* **EXERCISE TASK**:
Copy out each line below exactly as it appears.

__________________________________________________

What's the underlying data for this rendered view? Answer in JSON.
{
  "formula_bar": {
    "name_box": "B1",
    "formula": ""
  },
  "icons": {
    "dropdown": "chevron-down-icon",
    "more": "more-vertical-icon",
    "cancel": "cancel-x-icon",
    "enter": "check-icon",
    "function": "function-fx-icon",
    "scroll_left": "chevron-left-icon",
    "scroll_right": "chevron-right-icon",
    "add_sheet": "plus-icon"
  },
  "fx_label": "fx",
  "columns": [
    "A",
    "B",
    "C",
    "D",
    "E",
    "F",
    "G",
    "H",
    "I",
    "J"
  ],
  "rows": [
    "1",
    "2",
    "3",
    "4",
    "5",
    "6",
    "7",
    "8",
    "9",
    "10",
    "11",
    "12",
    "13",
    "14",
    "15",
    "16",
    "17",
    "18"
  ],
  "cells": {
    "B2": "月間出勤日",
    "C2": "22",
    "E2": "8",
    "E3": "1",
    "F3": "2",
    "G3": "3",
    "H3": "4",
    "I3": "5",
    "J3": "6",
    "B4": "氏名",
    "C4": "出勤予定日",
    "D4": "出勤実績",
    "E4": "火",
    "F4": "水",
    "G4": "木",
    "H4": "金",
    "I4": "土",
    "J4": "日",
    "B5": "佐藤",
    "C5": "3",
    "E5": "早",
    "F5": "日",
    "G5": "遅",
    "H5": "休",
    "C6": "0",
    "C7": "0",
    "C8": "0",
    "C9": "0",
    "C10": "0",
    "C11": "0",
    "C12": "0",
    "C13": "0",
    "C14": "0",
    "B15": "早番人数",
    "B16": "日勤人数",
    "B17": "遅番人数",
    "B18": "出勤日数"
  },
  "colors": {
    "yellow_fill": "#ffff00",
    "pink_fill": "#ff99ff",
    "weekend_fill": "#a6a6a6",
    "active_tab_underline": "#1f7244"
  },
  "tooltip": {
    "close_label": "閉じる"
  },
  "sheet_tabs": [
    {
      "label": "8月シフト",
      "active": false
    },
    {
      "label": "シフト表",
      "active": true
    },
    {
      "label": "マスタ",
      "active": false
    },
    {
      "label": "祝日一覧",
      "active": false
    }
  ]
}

__________________________________________________

* **CORRECT OUTPUT**:
What's the underlying data for this rendered view? Answer in JSON.
{
  "formula_bar": {
    "name_box": "B1",
    "formula": ""
  },
  "icons": {
    "dropdown": "chevron-down-icon",
    "more": "more-vertical-icon",
    "cancel": "cancel-x-icon",
    "enter": "check-icon",
    "function": "function-fx-icon",
    "scroll_left": "chevron-left-icon",
    "scroll_right": "chevron-right-icon",
    "add_sheet": "plus-icon"
  },
  "fx_label": "fx",
  "columns": [
    "A",
    "B",
    "C",
    "D",
    "E",
    "F",
    "G",
    "H",
    "I",
    "J"
  ],
  "rows": [
    "1",
    "2",
    "3",
    "4",
    "5",
    "6",
    "7",
    "8",
    "9",
    "10",
    "11",
    "12",
    "13",
    "14",
    "15",
    "16",
    "17",
    "18"
  ],
  "cells": {
    "B2": "月間出勤日",
    "C2": "22",
    "E2": "8",
    "E3": "1",
    "F3": "2",
    "G3": "3",
    "H3": "4",
    "I3": "5",
    "J3": "6",
    "B4": "氏名",
    "C4": "出勤予定日",
    "D4": "出勤実績",
    "E4": "火",
    "F4": "水",
    "G4": "木",
    "H4": "金",
    "I4": "土",
    "J4": "日",
    "B5": "佐藤",
    "C5": "3",
    "E5": "早",
    "F5": "日",
    "G5": "遅",
    "H5": "休",
    "C6": "0",
    "C7": "0",
    "C8": "0",
    "C9": "0",
    "C10": "0",
    "C11": "0",
    "C12": "0",
    "C13": "0",
    "C14": "0",
    "B15": "早番人数",
    "B16": "日勤人数",
    "B17": "遅番人数",
    "B18": "出勤日数"
  },
  "colors": {
    "yellow_fill": "#ffff00",
    "pink_fill": "#ff99ff",
    "weekend_fill": "#a6a6a6",
    "active_tab_underline": "#1f7244"
  },
  "tooltip": {
    "close_label": "閉じる"
  },
  "sheet_tabs": [
    {
      "label": "8月シフト",
      "active": false
    },
    {
      "label": "シフト表",
      "active": true
    },
    {
      "label": "マスタ",
      "active": false
    },
    {
      "label": "祝日一覧",
      "active": false
    }
  ]
}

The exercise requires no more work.